Goal of the exercise: Which lines in the records below hold the word "Donnerstag"? Copy each of them.

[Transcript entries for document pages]
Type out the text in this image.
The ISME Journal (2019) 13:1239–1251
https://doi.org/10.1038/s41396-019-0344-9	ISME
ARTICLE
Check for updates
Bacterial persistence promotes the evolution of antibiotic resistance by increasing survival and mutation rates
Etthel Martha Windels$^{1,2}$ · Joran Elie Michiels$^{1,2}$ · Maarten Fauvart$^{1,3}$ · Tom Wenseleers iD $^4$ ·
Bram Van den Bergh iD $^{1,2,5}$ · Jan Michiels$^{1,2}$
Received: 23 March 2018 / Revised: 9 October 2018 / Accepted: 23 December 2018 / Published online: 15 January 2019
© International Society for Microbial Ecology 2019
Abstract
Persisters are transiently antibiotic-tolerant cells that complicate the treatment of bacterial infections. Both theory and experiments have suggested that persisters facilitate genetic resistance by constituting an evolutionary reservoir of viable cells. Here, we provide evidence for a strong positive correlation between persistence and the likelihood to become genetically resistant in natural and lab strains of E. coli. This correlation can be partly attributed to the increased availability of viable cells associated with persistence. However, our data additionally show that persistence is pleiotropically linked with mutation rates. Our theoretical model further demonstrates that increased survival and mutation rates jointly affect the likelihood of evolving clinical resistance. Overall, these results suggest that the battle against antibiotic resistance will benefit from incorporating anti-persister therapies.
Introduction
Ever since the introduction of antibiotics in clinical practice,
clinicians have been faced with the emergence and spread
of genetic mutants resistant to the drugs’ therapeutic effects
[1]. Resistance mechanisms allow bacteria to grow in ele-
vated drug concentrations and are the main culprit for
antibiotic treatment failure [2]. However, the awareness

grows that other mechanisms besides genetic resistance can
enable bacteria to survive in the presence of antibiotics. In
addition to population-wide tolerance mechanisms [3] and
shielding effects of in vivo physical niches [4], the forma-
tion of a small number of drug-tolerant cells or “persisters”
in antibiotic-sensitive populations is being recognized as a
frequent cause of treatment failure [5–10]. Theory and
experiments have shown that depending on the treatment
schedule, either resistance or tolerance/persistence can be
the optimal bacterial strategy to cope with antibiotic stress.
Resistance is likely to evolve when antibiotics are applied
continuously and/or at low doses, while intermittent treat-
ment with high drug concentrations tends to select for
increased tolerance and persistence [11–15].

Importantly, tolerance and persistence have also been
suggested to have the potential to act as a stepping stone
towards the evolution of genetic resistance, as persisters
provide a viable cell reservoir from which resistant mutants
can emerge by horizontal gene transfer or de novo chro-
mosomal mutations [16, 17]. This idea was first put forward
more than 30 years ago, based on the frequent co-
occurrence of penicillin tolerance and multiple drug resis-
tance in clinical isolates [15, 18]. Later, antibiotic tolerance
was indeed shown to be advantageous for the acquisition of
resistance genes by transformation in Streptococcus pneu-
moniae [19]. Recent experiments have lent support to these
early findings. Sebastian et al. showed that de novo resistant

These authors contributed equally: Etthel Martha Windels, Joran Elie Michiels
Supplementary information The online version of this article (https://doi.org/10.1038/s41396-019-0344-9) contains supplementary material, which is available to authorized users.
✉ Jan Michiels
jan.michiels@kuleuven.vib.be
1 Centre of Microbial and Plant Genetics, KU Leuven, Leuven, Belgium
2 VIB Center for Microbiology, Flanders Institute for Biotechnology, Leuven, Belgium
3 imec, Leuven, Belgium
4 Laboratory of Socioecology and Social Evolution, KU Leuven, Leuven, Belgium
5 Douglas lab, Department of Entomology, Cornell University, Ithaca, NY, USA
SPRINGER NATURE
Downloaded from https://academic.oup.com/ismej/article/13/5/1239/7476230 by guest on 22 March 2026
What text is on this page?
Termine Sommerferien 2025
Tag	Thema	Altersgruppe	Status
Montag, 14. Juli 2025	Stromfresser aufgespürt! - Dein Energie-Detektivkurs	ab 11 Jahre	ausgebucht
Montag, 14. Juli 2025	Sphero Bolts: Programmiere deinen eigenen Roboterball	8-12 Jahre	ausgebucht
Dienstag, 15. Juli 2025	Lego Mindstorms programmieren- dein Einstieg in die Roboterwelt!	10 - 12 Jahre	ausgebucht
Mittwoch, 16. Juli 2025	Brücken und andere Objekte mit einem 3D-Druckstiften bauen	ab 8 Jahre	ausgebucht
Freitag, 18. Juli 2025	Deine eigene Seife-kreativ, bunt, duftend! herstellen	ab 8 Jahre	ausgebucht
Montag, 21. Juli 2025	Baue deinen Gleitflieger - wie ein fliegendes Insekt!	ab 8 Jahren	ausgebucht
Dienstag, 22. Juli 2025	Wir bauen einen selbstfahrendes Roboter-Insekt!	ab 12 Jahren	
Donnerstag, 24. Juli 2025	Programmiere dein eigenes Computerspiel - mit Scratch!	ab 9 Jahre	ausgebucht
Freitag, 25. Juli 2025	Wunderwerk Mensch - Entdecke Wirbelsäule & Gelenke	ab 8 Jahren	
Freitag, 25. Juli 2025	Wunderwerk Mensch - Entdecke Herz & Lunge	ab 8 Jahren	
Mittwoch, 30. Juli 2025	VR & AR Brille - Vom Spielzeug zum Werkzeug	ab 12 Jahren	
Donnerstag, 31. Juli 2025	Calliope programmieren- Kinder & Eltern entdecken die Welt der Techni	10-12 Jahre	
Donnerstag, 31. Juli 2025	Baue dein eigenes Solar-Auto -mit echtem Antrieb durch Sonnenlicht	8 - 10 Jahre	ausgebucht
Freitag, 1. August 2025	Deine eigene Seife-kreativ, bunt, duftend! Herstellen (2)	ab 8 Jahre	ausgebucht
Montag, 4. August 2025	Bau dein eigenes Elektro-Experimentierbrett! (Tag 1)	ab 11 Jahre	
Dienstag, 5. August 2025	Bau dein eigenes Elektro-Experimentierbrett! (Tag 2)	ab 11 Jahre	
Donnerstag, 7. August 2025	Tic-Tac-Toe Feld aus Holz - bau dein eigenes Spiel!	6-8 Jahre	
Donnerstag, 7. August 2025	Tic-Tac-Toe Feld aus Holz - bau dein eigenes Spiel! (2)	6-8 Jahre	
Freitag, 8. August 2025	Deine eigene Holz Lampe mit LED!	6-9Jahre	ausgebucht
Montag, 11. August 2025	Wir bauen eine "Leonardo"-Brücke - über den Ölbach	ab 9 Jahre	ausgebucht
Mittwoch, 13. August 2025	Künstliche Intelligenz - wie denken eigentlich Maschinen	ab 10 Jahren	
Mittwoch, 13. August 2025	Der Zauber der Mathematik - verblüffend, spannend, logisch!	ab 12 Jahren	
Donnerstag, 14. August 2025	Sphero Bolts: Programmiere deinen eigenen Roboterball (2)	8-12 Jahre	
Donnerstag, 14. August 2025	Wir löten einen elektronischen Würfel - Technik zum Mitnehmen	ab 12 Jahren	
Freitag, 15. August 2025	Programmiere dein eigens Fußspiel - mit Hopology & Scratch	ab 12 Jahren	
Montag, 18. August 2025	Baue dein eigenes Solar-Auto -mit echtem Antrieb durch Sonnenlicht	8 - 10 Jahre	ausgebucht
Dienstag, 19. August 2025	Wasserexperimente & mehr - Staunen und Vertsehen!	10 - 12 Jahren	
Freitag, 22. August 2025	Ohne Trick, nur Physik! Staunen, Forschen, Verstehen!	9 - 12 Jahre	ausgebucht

Result of this exercise:
Donnerstag, 24. Juli 2025	Programmiere dein eigenes Computerspiel - mit Scratch!	ab 9 Jahre	ausgebucht
Donnerstag, 31. Juli 2025	Calliope programmieren- Kinder & Eltern entdecken die Welt der Techni	10-12 Jahre	
Donnerstag, 31. Juli 2025	Baue dein eigenes Solar-Auto -mit echtem Antrieb durch Sonnenlicht	8 - 10 Jahre	ausgebucht
Donnerstag, 7. August 2025	Tic-Tac-Toe Feld aus Holz - bau dein eigenes Spiel!	6-8 Jahre	
Donnerstag, 7. August 2025	Tic-Tac-Toe Feld aus Holz - bau dein eigenes Spiel! (2)	6-8 Jahre	
Donnerstag, 14. August 2025	Sphero Bolts: Programmiere deinen eigenen Roboterball (2)	8-12 Jahre	
Donnerstag, 14. August 2025	Wir löten einen elektronischen Würfel - Technik zum Mitnehmen	ab 12 Jahren	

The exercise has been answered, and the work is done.